What the exercise asks ->
Only lines with the word "kültürü" belong in the answer; copy them from the records below.

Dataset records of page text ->
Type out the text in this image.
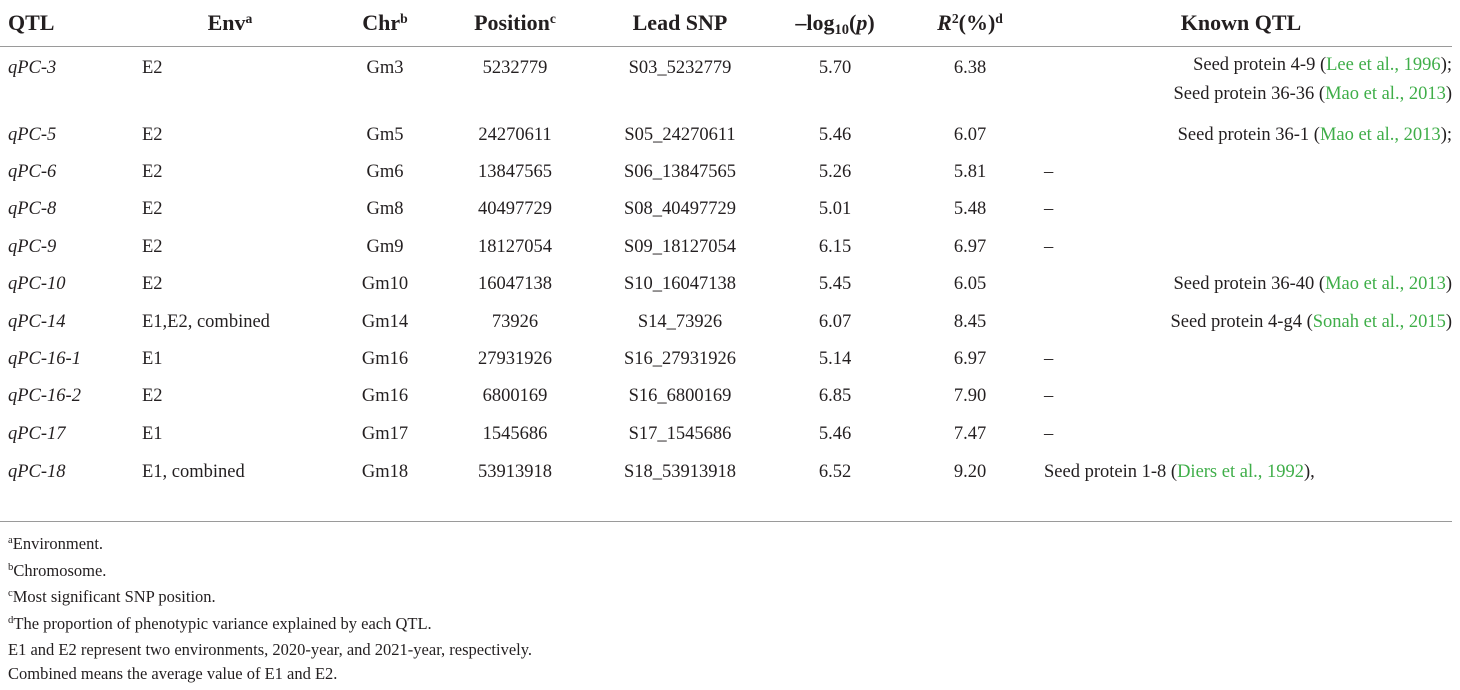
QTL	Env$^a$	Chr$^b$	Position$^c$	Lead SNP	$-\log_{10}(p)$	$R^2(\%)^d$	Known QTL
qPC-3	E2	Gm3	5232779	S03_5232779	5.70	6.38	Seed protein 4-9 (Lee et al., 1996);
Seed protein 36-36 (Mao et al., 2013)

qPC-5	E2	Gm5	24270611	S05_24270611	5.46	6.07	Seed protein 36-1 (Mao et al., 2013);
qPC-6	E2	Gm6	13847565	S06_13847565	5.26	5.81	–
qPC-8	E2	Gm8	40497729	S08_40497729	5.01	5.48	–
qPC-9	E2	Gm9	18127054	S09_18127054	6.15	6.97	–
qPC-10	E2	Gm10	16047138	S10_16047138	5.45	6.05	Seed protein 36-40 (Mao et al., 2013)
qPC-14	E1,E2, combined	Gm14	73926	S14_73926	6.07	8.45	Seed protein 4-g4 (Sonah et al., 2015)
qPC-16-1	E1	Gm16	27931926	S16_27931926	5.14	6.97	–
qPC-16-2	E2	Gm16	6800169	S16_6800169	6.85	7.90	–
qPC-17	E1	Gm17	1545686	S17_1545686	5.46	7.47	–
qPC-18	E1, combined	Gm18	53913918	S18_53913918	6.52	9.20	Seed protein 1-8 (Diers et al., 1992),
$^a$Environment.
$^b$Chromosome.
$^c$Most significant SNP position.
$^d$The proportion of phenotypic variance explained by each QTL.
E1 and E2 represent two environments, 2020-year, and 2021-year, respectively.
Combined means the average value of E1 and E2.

---

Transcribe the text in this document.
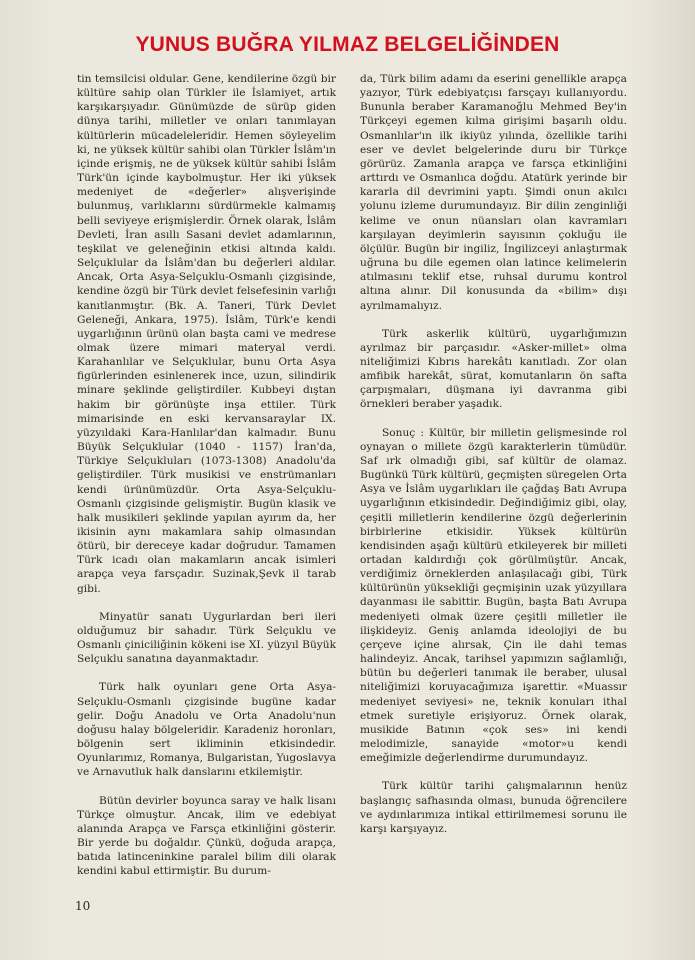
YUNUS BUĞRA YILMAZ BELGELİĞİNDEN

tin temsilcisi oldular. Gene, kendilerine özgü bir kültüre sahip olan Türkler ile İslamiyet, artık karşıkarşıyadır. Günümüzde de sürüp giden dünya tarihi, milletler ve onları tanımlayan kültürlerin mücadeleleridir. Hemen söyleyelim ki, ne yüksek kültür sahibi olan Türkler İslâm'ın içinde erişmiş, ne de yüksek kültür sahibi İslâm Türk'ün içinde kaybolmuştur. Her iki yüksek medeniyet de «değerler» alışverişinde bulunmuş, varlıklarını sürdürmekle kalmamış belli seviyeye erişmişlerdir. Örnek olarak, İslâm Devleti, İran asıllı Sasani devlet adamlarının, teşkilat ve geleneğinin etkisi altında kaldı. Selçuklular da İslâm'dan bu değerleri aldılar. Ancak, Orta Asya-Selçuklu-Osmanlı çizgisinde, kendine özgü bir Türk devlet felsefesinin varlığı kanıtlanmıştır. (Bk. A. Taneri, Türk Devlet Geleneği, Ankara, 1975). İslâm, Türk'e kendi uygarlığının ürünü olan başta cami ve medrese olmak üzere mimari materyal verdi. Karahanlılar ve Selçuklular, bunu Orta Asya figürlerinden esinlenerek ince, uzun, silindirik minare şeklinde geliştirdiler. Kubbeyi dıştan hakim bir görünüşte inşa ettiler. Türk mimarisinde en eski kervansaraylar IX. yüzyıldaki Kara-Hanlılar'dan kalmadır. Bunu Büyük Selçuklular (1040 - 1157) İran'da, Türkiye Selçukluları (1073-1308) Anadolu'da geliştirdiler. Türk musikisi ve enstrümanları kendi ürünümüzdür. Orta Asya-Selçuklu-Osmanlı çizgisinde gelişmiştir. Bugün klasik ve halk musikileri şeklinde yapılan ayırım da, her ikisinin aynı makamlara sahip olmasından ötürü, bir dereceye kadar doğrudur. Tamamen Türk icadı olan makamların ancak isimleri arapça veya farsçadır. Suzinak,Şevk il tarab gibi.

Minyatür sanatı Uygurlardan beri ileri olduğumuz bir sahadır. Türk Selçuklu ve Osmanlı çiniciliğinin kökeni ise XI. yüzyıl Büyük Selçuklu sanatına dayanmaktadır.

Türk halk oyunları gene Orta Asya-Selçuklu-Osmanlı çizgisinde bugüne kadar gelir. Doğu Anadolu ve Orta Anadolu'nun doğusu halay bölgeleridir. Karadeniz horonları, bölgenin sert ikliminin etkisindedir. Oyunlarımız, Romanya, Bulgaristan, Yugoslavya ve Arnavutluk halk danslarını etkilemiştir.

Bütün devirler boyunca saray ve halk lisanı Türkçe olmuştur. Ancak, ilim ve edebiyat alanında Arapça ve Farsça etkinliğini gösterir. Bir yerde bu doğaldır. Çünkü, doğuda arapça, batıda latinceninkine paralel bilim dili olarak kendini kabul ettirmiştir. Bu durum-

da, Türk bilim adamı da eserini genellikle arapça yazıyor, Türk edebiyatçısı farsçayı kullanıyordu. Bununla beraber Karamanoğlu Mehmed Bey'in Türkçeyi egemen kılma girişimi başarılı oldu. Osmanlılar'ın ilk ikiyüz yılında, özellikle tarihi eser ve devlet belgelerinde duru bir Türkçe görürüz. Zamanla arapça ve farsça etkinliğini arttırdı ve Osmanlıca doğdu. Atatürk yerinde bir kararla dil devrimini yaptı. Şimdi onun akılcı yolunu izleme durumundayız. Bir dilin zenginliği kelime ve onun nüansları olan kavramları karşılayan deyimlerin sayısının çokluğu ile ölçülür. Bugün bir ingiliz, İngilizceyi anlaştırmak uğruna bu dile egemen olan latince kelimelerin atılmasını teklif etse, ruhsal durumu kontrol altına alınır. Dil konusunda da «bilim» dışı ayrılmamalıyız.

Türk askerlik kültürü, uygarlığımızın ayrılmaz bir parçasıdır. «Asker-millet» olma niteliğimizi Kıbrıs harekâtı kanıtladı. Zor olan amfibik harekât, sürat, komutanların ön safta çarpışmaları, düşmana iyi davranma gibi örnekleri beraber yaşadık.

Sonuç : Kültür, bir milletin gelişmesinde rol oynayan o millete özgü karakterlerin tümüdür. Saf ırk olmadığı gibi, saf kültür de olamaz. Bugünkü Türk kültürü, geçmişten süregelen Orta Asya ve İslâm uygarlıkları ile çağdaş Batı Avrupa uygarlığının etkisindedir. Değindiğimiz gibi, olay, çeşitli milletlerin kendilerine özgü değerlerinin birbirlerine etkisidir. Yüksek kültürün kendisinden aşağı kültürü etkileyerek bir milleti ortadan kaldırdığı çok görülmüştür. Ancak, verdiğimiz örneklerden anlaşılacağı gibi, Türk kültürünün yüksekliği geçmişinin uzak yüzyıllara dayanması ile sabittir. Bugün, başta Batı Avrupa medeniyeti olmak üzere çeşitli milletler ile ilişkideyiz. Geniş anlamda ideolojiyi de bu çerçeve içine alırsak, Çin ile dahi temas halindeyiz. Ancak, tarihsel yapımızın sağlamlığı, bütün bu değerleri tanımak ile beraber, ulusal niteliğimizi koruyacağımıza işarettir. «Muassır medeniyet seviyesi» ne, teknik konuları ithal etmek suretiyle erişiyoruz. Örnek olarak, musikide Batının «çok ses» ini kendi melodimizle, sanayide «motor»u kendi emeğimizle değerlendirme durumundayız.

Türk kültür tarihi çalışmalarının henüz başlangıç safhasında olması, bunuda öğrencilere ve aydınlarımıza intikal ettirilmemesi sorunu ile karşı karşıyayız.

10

---

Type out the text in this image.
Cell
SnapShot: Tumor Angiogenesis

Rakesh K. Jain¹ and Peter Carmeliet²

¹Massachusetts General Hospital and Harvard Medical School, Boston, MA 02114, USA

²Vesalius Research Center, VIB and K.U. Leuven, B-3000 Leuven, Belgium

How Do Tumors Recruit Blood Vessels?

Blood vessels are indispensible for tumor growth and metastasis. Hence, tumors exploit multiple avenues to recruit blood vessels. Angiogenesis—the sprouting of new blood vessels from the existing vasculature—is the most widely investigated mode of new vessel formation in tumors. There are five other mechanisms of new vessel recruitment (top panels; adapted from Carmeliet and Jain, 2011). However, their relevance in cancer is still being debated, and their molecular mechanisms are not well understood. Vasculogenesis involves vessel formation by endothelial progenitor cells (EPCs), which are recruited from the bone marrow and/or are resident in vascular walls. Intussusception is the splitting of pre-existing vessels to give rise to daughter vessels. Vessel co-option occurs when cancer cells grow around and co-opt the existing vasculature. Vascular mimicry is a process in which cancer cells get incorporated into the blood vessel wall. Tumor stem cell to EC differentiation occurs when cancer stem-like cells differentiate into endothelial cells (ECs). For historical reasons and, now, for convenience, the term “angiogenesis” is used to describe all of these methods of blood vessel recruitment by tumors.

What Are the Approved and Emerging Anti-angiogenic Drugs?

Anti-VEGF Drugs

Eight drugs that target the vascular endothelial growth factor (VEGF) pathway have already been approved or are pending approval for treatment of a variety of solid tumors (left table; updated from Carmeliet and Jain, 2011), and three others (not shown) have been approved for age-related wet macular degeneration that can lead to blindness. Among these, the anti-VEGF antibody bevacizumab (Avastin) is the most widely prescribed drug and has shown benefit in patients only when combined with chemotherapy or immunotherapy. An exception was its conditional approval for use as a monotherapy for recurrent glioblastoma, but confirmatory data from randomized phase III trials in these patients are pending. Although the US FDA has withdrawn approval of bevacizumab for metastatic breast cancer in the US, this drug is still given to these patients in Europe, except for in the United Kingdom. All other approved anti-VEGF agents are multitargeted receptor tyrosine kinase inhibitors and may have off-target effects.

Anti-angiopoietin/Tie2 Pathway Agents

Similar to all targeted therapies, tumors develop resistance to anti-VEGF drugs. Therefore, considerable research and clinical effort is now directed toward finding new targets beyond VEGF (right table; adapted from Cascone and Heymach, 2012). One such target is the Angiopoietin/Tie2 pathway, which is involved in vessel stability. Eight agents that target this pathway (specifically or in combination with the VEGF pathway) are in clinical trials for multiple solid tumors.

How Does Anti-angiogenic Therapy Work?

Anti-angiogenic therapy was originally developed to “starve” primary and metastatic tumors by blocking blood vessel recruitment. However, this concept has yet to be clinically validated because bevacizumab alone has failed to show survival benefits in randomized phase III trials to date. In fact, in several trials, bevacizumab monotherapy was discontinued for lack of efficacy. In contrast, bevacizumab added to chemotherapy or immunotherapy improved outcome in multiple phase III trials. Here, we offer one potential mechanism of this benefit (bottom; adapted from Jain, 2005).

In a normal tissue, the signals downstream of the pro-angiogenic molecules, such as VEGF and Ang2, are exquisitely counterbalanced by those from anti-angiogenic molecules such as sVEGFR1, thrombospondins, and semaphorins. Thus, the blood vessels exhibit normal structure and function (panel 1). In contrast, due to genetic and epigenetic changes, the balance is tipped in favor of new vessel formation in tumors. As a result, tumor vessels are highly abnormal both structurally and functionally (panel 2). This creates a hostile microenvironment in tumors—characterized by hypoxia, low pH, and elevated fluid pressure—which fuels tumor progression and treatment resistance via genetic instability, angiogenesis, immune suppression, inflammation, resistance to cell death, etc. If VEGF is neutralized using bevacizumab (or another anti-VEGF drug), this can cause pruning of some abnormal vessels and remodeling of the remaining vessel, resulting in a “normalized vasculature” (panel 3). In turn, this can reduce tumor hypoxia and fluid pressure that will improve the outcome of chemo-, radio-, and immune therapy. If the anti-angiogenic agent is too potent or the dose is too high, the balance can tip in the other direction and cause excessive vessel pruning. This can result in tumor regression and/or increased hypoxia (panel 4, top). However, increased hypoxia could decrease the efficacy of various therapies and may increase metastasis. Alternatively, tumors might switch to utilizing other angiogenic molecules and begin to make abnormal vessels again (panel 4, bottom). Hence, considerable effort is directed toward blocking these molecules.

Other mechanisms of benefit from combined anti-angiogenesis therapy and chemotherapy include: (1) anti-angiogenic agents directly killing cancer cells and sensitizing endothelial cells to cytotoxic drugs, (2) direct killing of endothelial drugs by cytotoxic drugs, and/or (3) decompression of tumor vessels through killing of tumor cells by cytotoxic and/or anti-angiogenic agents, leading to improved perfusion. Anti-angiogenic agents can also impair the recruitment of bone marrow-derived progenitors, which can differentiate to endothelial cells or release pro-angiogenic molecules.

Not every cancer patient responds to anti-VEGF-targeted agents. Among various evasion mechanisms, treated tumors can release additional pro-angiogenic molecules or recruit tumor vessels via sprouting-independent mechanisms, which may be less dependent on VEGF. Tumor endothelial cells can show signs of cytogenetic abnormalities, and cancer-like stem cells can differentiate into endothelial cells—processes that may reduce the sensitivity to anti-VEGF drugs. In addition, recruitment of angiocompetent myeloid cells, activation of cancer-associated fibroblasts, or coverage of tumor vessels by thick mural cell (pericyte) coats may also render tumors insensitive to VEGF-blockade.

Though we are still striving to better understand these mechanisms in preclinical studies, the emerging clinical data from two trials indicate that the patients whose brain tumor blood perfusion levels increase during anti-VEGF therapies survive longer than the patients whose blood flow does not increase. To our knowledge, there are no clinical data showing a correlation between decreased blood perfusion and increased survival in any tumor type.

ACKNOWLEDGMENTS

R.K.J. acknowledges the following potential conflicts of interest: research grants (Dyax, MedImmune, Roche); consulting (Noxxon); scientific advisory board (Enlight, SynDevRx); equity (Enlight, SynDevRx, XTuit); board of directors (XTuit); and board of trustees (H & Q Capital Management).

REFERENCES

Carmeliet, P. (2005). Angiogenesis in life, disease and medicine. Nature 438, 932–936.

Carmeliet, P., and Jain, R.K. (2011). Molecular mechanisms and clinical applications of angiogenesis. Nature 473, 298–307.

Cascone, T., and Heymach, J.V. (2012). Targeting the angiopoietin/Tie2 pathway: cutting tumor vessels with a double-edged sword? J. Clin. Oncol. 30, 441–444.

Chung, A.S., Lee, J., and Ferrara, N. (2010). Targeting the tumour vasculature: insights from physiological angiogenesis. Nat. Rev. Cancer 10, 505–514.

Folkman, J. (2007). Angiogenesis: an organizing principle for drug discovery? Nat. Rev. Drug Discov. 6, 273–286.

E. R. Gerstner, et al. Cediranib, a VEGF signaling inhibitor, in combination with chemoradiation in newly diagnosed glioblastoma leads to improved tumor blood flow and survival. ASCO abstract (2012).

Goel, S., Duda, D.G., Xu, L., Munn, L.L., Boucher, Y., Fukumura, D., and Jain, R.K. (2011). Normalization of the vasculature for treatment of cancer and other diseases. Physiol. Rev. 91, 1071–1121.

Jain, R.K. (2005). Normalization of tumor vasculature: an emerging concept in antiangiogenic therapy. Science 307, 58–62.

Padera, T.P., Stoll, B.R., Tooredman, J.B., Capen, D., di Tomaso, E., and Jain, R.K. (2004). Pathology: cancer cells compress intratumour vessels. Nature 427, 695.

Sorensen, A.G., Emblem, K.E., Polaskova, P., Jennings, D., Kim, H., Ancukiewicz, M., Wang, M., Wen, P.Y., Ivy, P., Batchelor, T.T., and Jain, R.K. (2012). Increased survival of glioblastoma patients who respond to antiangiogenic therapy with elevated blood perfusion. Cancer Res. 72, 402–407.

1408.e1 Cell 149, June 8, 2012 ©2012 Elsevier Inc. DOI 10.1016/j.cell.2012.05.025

Written response ->
Türk askerlik kültürü, uygarlığımızın ayrılmaz bir parçasıdır. «Asker-millet» olma niteliğimizi Kıbrıs harekâtı kanıtladı. Zor olan amfibik harekât, sürat, komutanların ön safta çarpışmaları, düşmana iyi davranma gibi örnekleri beraber yaşadık.
Sonuç : Kültür, bir milletin gelişmesinde rol oynayan o millete özgü karakterlerin tümüdür. Saf ırk olmadığı gibi, saf kültür de olamaz. Bugünkü Türk kültürü, geçmişten süregelen Orta Asya ve İslâm uygarlıkları ile çağdaş Batı Avrupa uygarlığının etkisindedir. Değindiğimiz gibi, olay, çeşitli milletlerin kendilerine özgü değerlerinin birbirlerine etkisidir. Yüksek kültürün kendisinden aşağı kültürü etkileyerek bir milleti ortadan kaldırdığı çok görülmüştür. Ancak, verdiğimiz örneklerden anlaşılacağı gibi, Türk kültürünün yüksekliği geçmişinin uzak yüzyıllara dayanması ile sabittir. Bugün, başta Batı Avrupa medeniyeti olmak üzere çeşitli milletler ile ilişkideyiz. Geniş anlamda ideolojiyi de bu çerçeve içine alırsak, Çin ile dahi temas halindeyiz. Ancak, tarihsel yapımızın sağlamlığı, bütün bu değerleri tanımak ile beraber, ulusal niteliğimizi koruyacağımıza işarettir. «Muassır medeniyet seviyesi» ne, teknik konuları ithal etmek suretiyle erişiyoruz. Örnek olarak, musikide Batının «çok ses» ini kendi melodimizle, sanayide «motor»u kendi emeğimizle değerlendirme durumundayız.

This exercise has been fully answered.